──────── Material provided ────────
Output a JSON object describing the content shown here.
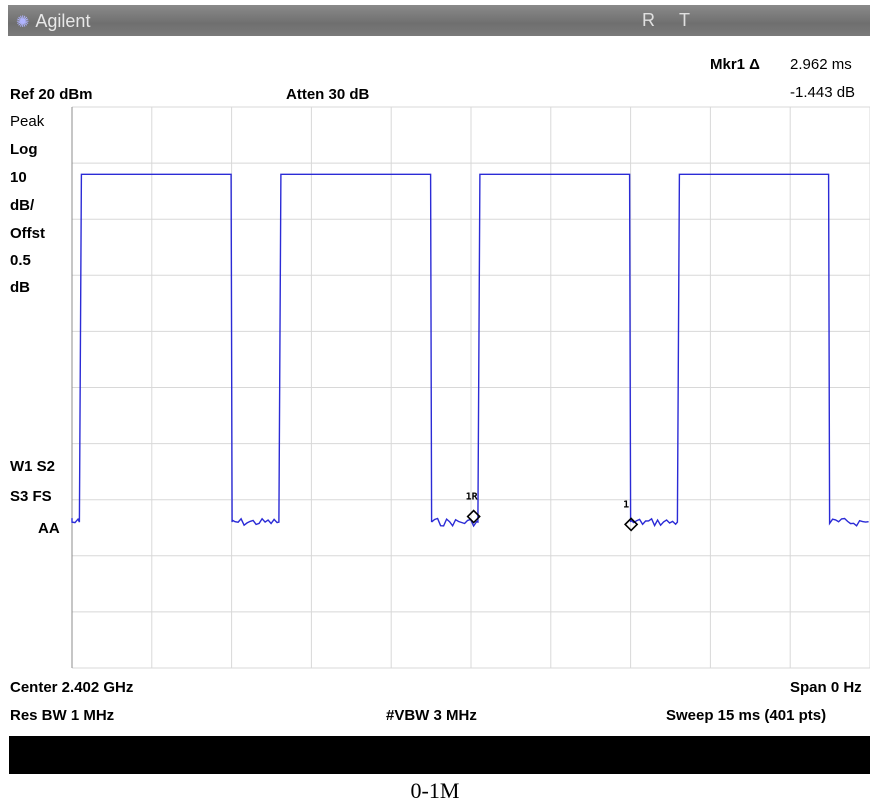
{
  "header": {
    "brand": "Agilent",
    "r_label": "R",
    "t_label": "T"
  },
  "marker": {
    "label": "Mkr1 Δ",
    "time": "2.962 ms",
    "level": "-1.443 dB",
    "m1_label": "1R",
    "m2_label": "1"
  },
  "settings": {
    "ref": "Ref 20 dBm",
    "atten": "Atten 30 dB",
    "side": [
      "Peak",
      "Log",
      "10",
      "dB/",
      "Offst",
      "0.5",
      "dB"
    ],
    "side_lower": [
      "W1 S2",
      "S3 FS",
      "AA"
    ],
    "center": "Center 2.402 GHz",
    "span": "Span 0 Hz",
    "rbw": "Res BW 1 MHz",
    "vbw": "#VBW 3 MHz",
    "sweep": "Sweep 15 ms (401 pts)"
  },
  "caption": "0-1M",
  "colors": {
    "trace": "#2b2bd6",
    "grid": "#d8d8d8",
    "frame": "#8c8c8c"
  },
  "chart_data": {
    "type": "line",
    "xlim": [
      0,
      15
    ],
    "ylim": [
      -80,
      20
    ],
    "x_unit": "ms",
    "y_unit": "dBm",
    "grid": true,
    "ref_level_dbm": 20,
    "scale_db_per_div": 10,
    "high_level_dbm": 8,
    "low_level_dbm": -54,
    "on_intervals_ms": [
      [
        0.14,
        3.01
      ],
      [
        3.89,
        6.76
      ],
      [
        7.63,
        10.5
      ],
      [
        11.38,
        14.24
      ]
    ],
    "markers": [
      {
        "label": "1R",
        "x": 7.55,
        "y": -53
      },
      {
        "label": "1",
        "x": 10.51,
        "y": -54.4
      }
    ]
  }
}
────────
All preceding records should be duplicated verbatim, images excepted.

» Answer for this exercise
Output a JSON object describing the content shown here.
{
  "header": {
    "brand": "Agilent",
    "r_label": "R",
    "t_label": "T"
  },
  "marker": {
    "label": "Mkr1 Δ",
    "time": "2.962 ms",
    "level": "-1.443 dB",
    "m1_label": "1R",
    "m2_label": "1"
  },
  "settings": {
    "ref": "Ref 20 dBm",
    "atten": "Atten 30 dB",
    "side": [
      "Peak",
      "Log",
      "10",
      "dB/",
      "Offst",
      "0.5",
      "dB"
    ],
    "side_lower": [
      "W1 S2",
      "S3 FS",
      "AA"
    ],
    "center": "Center 2.402 GHz",
    "span": "Span 0 Hz",
    "rbw": "Res BW 1 MHz",
    "vbw": "#VBW 3 MHz",
    "sweep": "Sweep 15 ms (401 pts)"
  },
  "caption": "0-1M",
  "colors": {
    "trace": "#2b2bd6",
    "grid": "#d8d8d8",
    "frame": "#8c8c8c"
  },
  "chart_data": {
    "type": "line",
    "xlim": [
      0,
      15
    ],
    "ylim": [
      -80,
      20
    ],
    "x_unit": "ms",
    "y_unit": "dBm",
    "grid": true,
    "ref_level_dbm": 20,
    "scale_db_per_div": 10,
    "high_level_dbm": 8,
    "low_level_dbm": -54,
    "on_intervals_ms": [
      [
        0.14,
        3.01
      ],
      [
        3.89,
        6.76
      ],
      [
        7.63,
        10.5
      ],
      [
        11.38,
        14.24
      ]
    ],
    "markers": [
      {
        "label": "1R",
        "x": 7.55,
        "y": -53
      },
      {
        "label": "1",
        "x": 10.51,
        "y": -54.4
      }
    ]
  }
}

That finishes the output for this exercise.